[Stored entries]
________

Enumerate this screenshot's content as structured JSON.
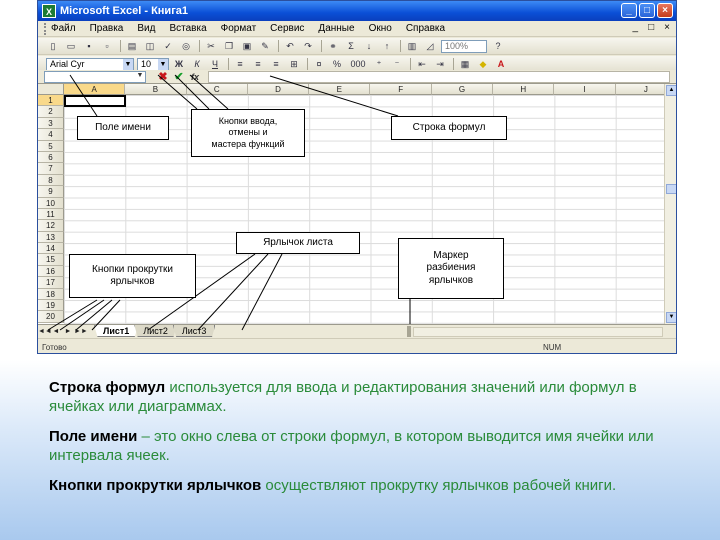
{
  "window": {
    "title": "Microsoft Excel - Книга1",
    "icon_label": "X",
    "controls": [
      "_",
      "□",
      "×"
    ],
    "doc_controls": [
      "_",
      "□",
      "×"
    ]
  },
  "menu": {
    "items": [
      "Файл",
      "Правка",
      "Вид",
      "Вставка",
      "Формат",
      "Сервис",
      "Данные",
      "Окно",
      "Справка"
    ]
  },
  "toolbar_standard": {
    "zoom": "100%"
  },
  "toolbar_format": {
    "font": "Arial Cyr",
    "size": "10",
    "bold": "Ж",
    "italic": "К",
    "underline": "Ч",
    "num_format": "000",
    "percent": "%"
  },
  "formula_bar": {
    "cancel": "✖",
    "enter": "✔",
    "function": "fx"
  },
  "grid": {
    "columns": [
      "A",
      "B",
      "C",
      "D",
      "E",
      "F",
      "G",
      "H",
      "I",
      "J"
    ],
    "rows": [
      "1",
      "2",
      "3",
      "4",
      "5",
      "6",
      "7",
      "8",
      "9",
      "10",
      "11",
      "12",
      "13",
      "14",
      "15",
      "16",
      "17",
      "18",
      "19",
      "20",
      "21"
    ],
    "selected_column": "A",
    "selected_row": "1"
  },
  "sheets": {
    "tabs": [
      "Лист1",
      "Лист2",
      "Лист3"
    ],
    "active": "Лист1",
    "nav": [
      "◄◄",
      "◄",
      "►",
      "►►"
    ]
  },
  "status": {
    "ready": "Готово",
    "num": "NUM"
  },
  "callouts": {
    "name_box": "Поле имени",
    "entry_buttons": [
      "Кнопки ввода,",
      "отмены и",
      "мастера функций"
    ],
    "formula_bar": "Строка формул",
    "sheet_tab": "Ярлычок листа",
    "scroll_buttons": [
      "Кнопки прокрутки",
      "ярлычков"
    ],
    "split_marker": [
      "Маркер",
      "разбиения",
      "ярлычков"
    ]
  },
  "explanations": [
    {
      "term": "Строка формул",
      "text": " используется для ввода и редактирования значений или формул в ячейках или диаграммах."
    },
    {
      "term": "Поле имени",
      "text": " – это окно слева от строки формул, в котором выводится имя ячейки или интервала ячеек."
    },
    {
      "term": "Кнопки прокрутки ярлычков",
      "text": " осуществляют прокрутку ярлычков рабочей книги."
    }
  ],
  "colors": {
    "term": "#000000",
    "text": "#2a8b3a",
    "titlebar": "#0a4fd6"
  }
}
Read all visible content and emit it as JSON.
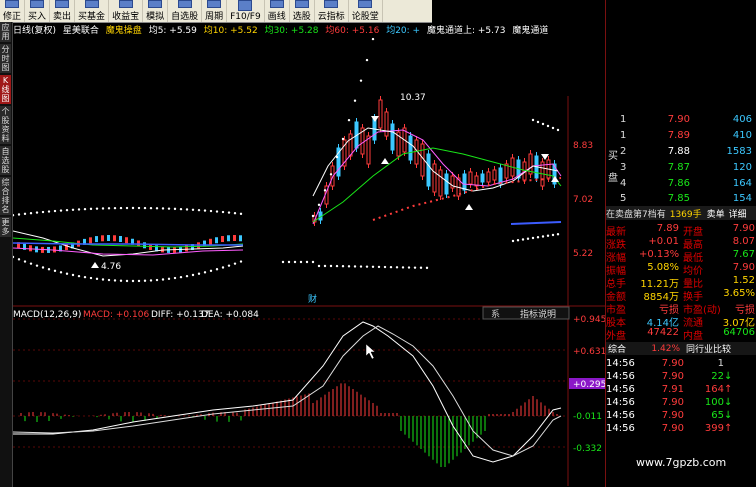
{
  "toolbar": [
    {
      "label": "修正",
      "icon": "edit-icon"
    },
    {
      "label": "买入",
      "icon": "buy-icon"
    },
    {
      "label": "卖出",
      "icon": "sell-icon"
    },
    {
      "label": "买基金",
      "icon": "fund-icon"
    },
    {
      "label": "收益宝",
      "icon": "wallet-icon"
    },
    {
      "label": "模拟",
      "icon": "simulate-icon"
    },
    {
      "label": "自选股",
      "icon": "star-icon"
    },
    {
      "label": "周期",
      "icon": "period-icon"
    },
    {
      "label": "F10/F9",
      "icon": "info-icon"
    },
    {
      "label": "画线",
      "icon": "draw-icon"
    },
    {
      "label": "选股",
      "icon": "filter-icon"
    },
    {
      "label": "云指标",
      "icon": "cloud-icon"
    },
    {
      "label": "论股堂",
      "icon": "chat-icon"
    }
  ],
  "sidebar": [
    "应用",
    "分时图",
    "K线图",
    "个股资料",
    "自选股",
    "综合排名",
    "更多"
  ],
  "indicator_row": {
    "period": "日线(复权)",
    "stock": "星美联合",
    "formula": "魔鬼操盘",
    "ma5": "均5: +5.59",
    "ma10": "均10: +5.52",
    "ma30": "均30: +5.28",
    "ma60": "均60: +5.16",
    "ma_trunc": "均20: +",
    "ch_upper": "魔鬼通道上: +5.73",
    "ch_mid": "魔鬼通道"
  },
  "price_labels": {
    "p1": "8.83",
    "p2": "7.02",
    "p3": "5.22",
    "high": "10.37",
    "low": "4.76",
    "fin": "财"
  },
  "macd": {
    "header": "MACD(12,26,9)",
    "macd": "MACD: +0.106",
    "diff": "DIFF: +0.137",
    "dea": "DEA: +0.084",
    "tab_left": "系",
    "tab": "指标说明",
    "axis": [
      "+0.945",
      "+0.631",
      "+0.295",
      "-0.011",
      "-0.332"
    ]
  },
  "order_book": {
    "side_buy": "买盘",
    "rows": [
      {
        "n": "1",
        "price": "7.90",
        "vol": "406"
      },
      {
        "n": "1",
        "price": "7.89",
        "vol": "410"
      },
      {
        "n": "2",
        "price": "7.88",
        "vol": "1583"
      },
      {
        "n": "3",
        "price": "7.87",
        "vol": "120"
      },
      {
        "n": "4",
        "price": "7.86",
        "vol": "164"
      },
      {
        "n": "5",
        "price": "7.85",
        "vol": "154"
      }
    ]
  },
  "bar": {
    "left": "在卖盘第7档有",
    "count": "1369手",
    "tab1": "卖单",
    "tab2": "详细"
  },
  "quotes": [
    {
      "k1": "最新",
      "v1": "7.89",
      "k2": "开盘",
      "v2": "7.90"
    },
    {
      "k1": "涨跌",
      "v1": "+0.01",
      "k2": "最高",
      "v2": "8.07"
    },
    {
      "k1": "涨幅",
      "v1": "+0.13%",
      "k2": "最低",
      "v2": "7.67"
    },
    {
      "k1": "振幅",
      "v1": "5.08%",
      "k2": "均价",
      "v2": "7.90"
    },
    {
      "k1": "总手",
      "v1": "11.21万",
      "k2": "量比",
      "v2": "1.52"
    },
    {
      "k1": "金额",
      "v1": "8854万",
      "k2": "换手",
      "v2": "3.65%"
    },
    {
      "k1": "市盈",
      "v1": "亏损",
      "k2": "市盈(动)",
      "v2": "亏损"
    },
    {
      "k1": "股本",
      "v1": "4.14亿",
      "k2": "流通",
      "v2": "3.07亿"
    },
    {
      "k1": "外盘",
      "v1": "47422",
      "k2": "内盘",
      "v2": "64706"
    }
  ],
  "tabs": {
    "t1": "综合",
    "pct": "1.42%",
    "t2": "同行业比较"
  },
  "ticks": [
    {
      "t": "14:56",
      "p": "7.90",
      "v": "1",
      "d": ""
    },
    {
      "t": "14:56",
      "p": "7.90",
      "v": "22",
      "d": "down"
    },
    {
      "t": "14:56",
      "p": "7.91",
      "v": "164",
      "d": "up"
    },
    {
      "t": "14:56",
      "p": "7.90",
      "v": "100",
      "d": "down"
    },
    {
      "t": "14:56",
      "p": "7.90",
      "v": "65",
      "d": "down"
    },
    {
      "t": "14:56",
      "p": "7.90",
      "v": "399",
      "d": "up"
    }
  ],
  "watermark": "www.7gpzb.com",
  "colors": {
    "up": "#ff3c3c",
    "down": "#19e619",
    "bg": "#000000",
    "grid": "#7a1010"
  }
}
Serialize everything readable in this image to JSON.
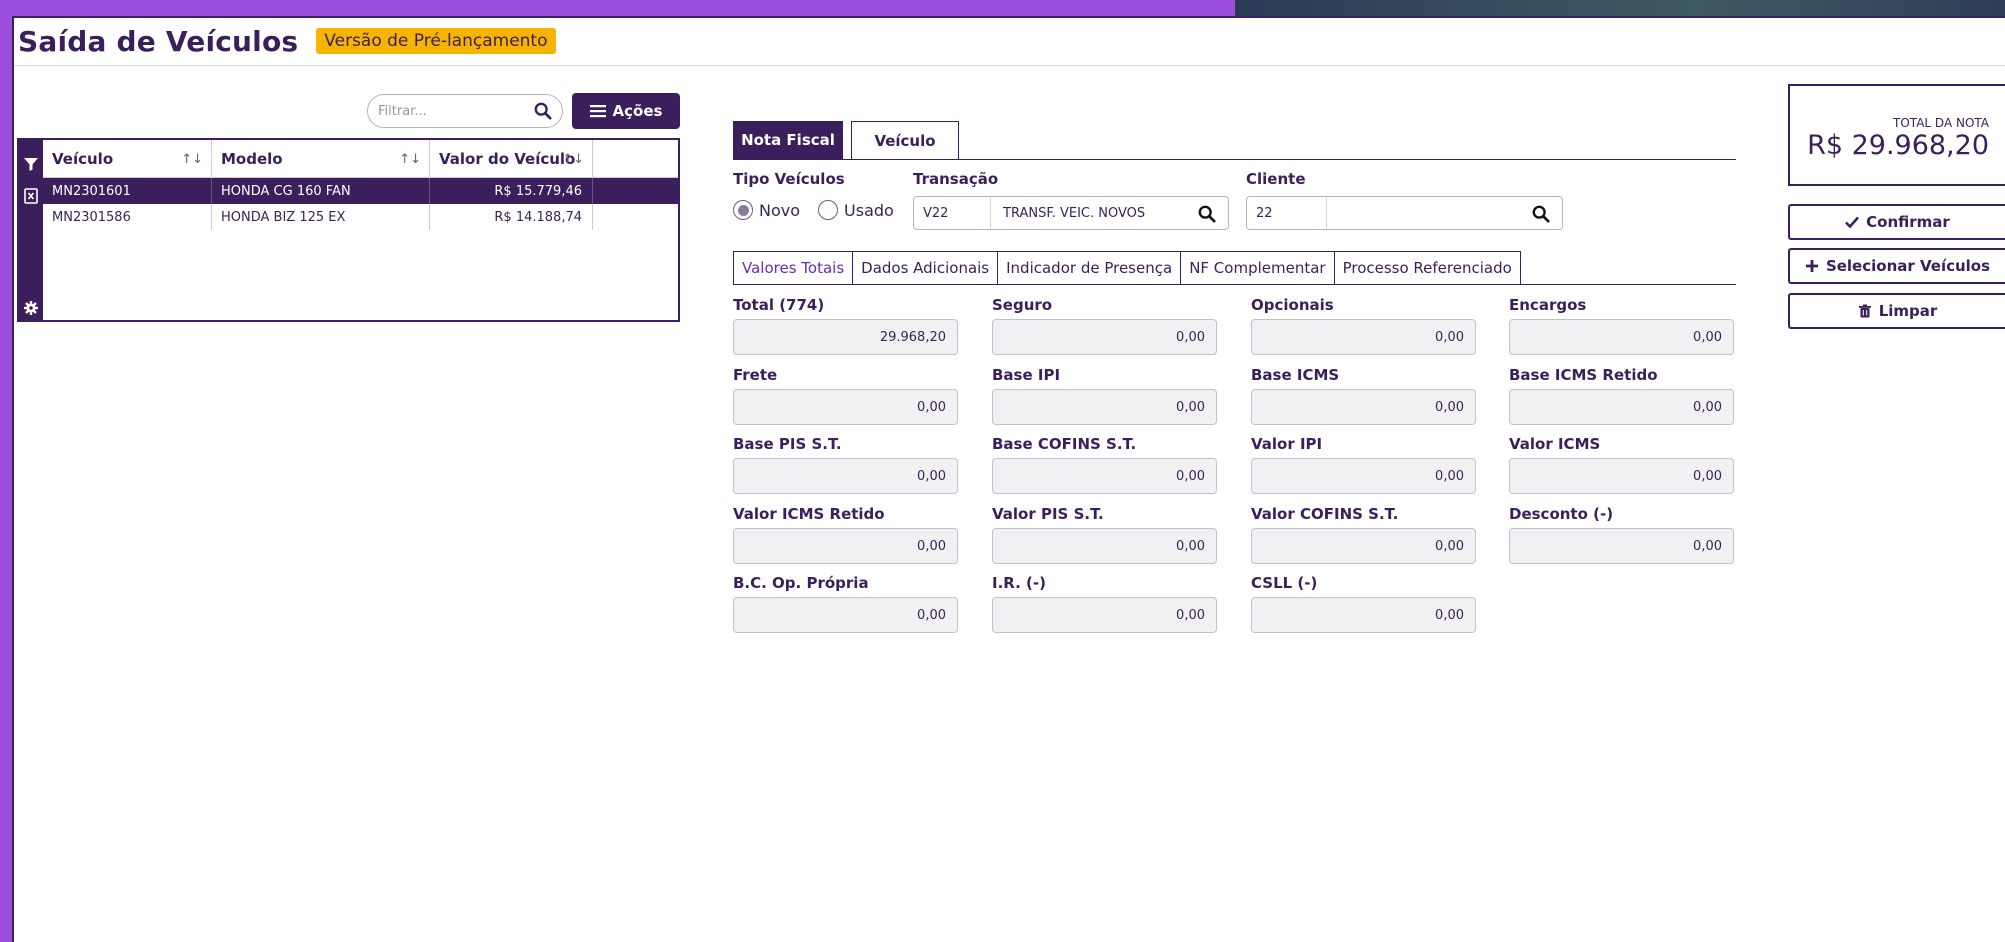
{
  "header": {
    "title": "Saída de Veículos",
    "badge": "Versão de Pré-lançamento"
  },
  "toolbar": {
    "filter_placeholder": "Filtrar...",
    "actions_label": "Ações"
  },
  "grid": {
    "columns": [
      "Veículo",
      "Modelo",
      "Valor do Veículo"
    ],
    "rows": [
      {
        "veiculo": "MN2301601",
        "modelo": "HONDA CG 160 FAN",
        "valor": "R$ 15.779,46",
        "selected": true
      },
      {
        "veiculo": "MN2301586",
        "modelo": "HONDA BIZ 125 EX",
        "valor": "R$ 14.188,74",
        "selected": false
      }
    ]
  },
  "tabs": {
    "nota_fiscal": "Nota Fiscal",
    "veiculo": "Veículo"
  },
  "form": {
    "tipo_veiculos_label": "Tipo Veículos",
    "tipo_options": [
      "Novo",
      "Usado"
    ],
    "tipo_selected": "Novo",
    "transacao_label": "Transação",
    "transacao_code": "V22",
    "transacao_desc": "TRANSF. VEIC. NOVOS",
    "cliente_label": "Cliente",
    "cliente_code": "22",
    "cliente_name": ""
  },
  "sub_tabs": [
    "Valores Totais",
    "Dados Adicionais",
    "Indicador de Presença",
    "NF Complementar",
    "Processo Referenciado"
  ],
  "fields": [
    {
      "label": "Total (774)",
      "value": "29.968,20"
    },
    {
      "label": "Seguro",
      "value": "0,00"
    },
    {
      "label": "Opcionais",
      "value": "0,00"
    },
    {
      "label": "Encargos",
      "value": "0,00"
    },
    {
      "label": "Frete",
      "value": "0,00"
    },
    {
      "label": "Base IPI",
      "value": "0,00"
    },
    {
      "label": "Base ICMS",
      "value": "0,00"
    },
    {
      "label": "Base ICMS Retido",
      "value": "0,00"
    },
    {
      "label": "Base PIS S.T.",
      "value": "0,00"
    },
    {
      "label": "Base COFINS S.T.",
      "value": "0,00"
    },
    {
      "label": "Valor IPI",
      "value": "0,00"
    },
    {
      "label": "Valor ICMS",
      "value": "0,00"
    },
    {
      "label": "Valor ICMS Retido",
      "value": "0,00"
    },
    {
      "label": "Valor PIS S.T.",
      "value": "0,00"
    },
    {
      "label": "Valor COFINS S.T.",
      "value": "0,00"
    },
    {
      "label": "Desconto (-)",
      "value": "0,00"
    },
    {
      "label": "B.C. Op. Própria",
      "value": "0,00"
    },
    {
      "label": "I.R. (-)",
      "value": "0,00"
    },
    {
      "label": "CSLL (-)",
      "value": "0,00"
    }
  ],
  "summary": {
    "total_label": "TOTAL DA NOTA",
    "total_value": "R$ 29.968,20"
  },
  "actions": {
    "confirm": "Confirmar",
    "select": "Selecionar Veículos",
    "clear": "Limpar"
  },
  "colors": {
    "primary": "#3a1f5c",
    "accent": "#f6b400",
    "frame": "#9d4edd"
  }
}
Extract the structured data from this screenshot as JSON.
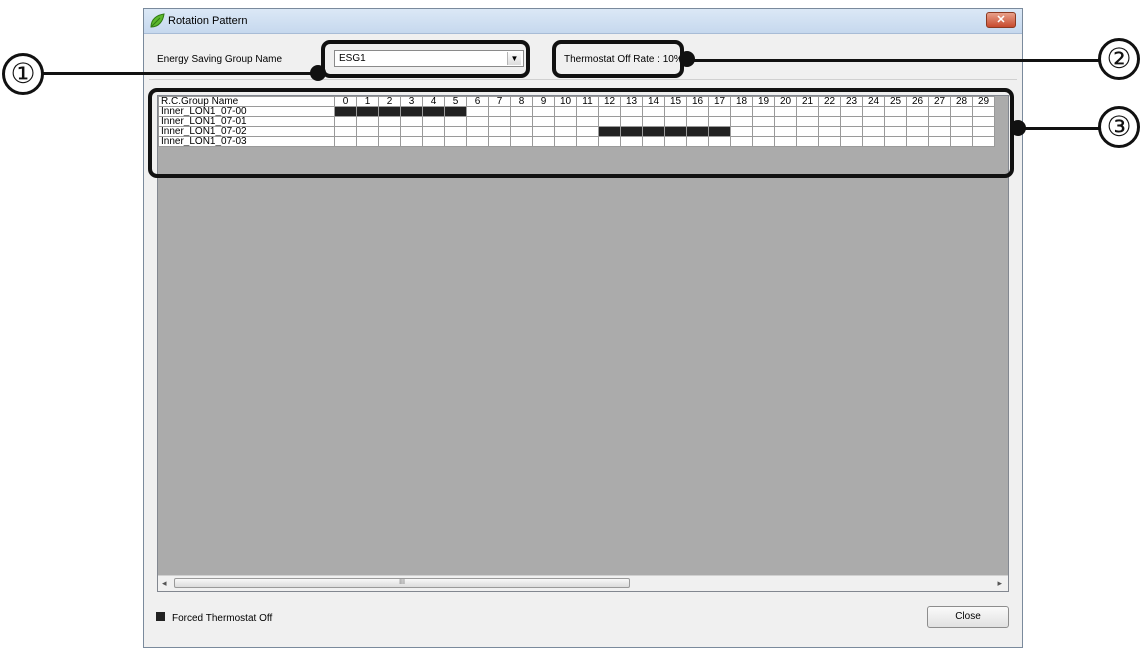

________

Gather up the lines containing the word "Veículos" from these records and copy them.

Result for this exercise:
    "title": "Saída de Veículos",
    "tipo_veiculos_label": "Tipo Veículos",
    "select": "Selecionar Veículos",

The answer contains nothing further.